Data provided>
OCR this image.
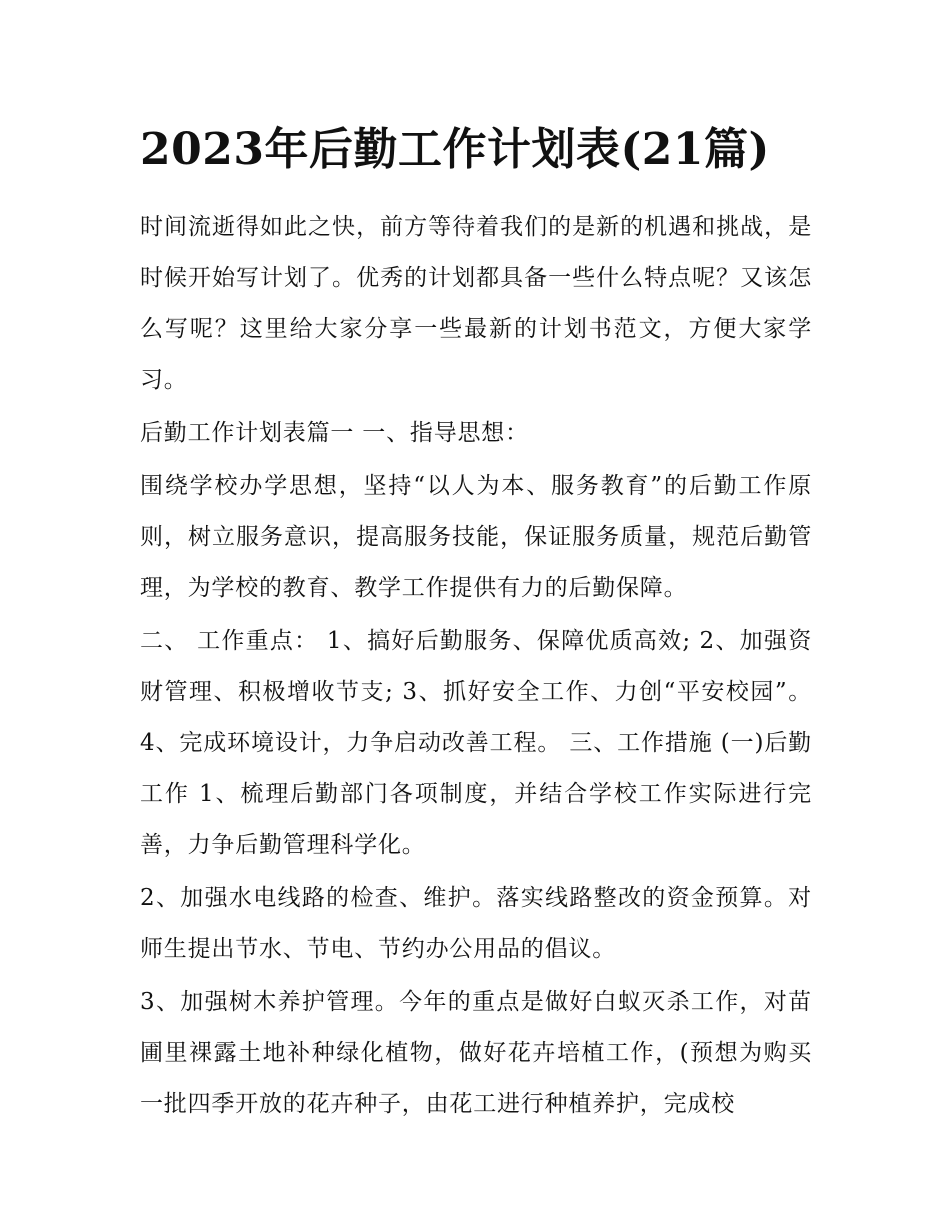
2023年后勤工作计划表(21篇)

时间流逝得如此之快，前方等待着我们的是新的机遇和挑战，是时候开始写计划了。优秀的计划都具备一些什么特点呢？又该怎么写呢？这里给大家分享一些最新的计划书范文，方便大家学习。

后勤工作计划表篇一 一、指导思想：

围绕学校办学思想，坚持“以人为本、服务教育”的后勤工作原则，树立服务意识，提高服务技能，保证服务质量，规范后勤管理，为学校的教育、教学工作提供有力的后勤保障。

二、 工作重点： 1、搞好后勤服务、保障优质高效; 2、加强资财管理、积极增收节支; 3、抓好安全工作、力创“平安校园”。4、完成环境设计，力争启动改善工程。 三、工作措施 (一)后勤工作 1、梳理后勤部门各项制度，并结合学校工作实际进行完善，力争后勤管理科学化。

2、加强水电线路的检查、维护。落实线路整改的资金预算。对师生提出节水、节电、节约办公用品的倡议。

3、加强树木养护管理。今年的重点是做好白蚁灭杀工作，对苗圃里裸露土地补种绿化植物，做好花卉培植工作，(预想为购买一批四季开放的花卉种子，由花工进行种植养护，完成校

Exercise goal> Output all of the data exactly as it stands, minus any images.

Result of this exercise>
OCR this image.
2023年后勤工作计划表(21篇)

时间流逝得如此之快，前方等待着我们的是新的机遇和挑战，是时候开始写计划了。优秀的计划都具备一些什么特点呢？又该怎么写呢？这里给大家分享一些最新的计划书范文，方便大家学习。

后勤工作计划表篇一 一、指导思想：

围绕学校办学思想，坚持“以人为本、服务教育”的后勤工作原则，树立服务意识，提高服务技能，保证服务质量，规范后勤管理，为学校的教育、教学工作提供有力的后勤保障。

二、 工作重点： 1、搞好后勤服务、保障优质高效; 2、加强资财管理、积极增收节支; 3、抓好安全工作、力创“平安校园”。4、完成环境设计，力争启动改善工程。 三、工作措施 (一)后勤工作 1、梳理后勤部门各项制度，并结合学校工作实际进行完善，力争后勤管理科学化。

2、加强水电线路的检查、维护。落实线路整改的资金预算。对师生提出节水、节电、节约办公用品的倡议。

3、加强树木养护管理。今年的重点是做好白蚁灭杀工作，对苗圃里裸露土地补种绿化植物，做好花卉培植工作，(预想为购买一批四季开放的花卉种子，由花工进行种植养护，完成校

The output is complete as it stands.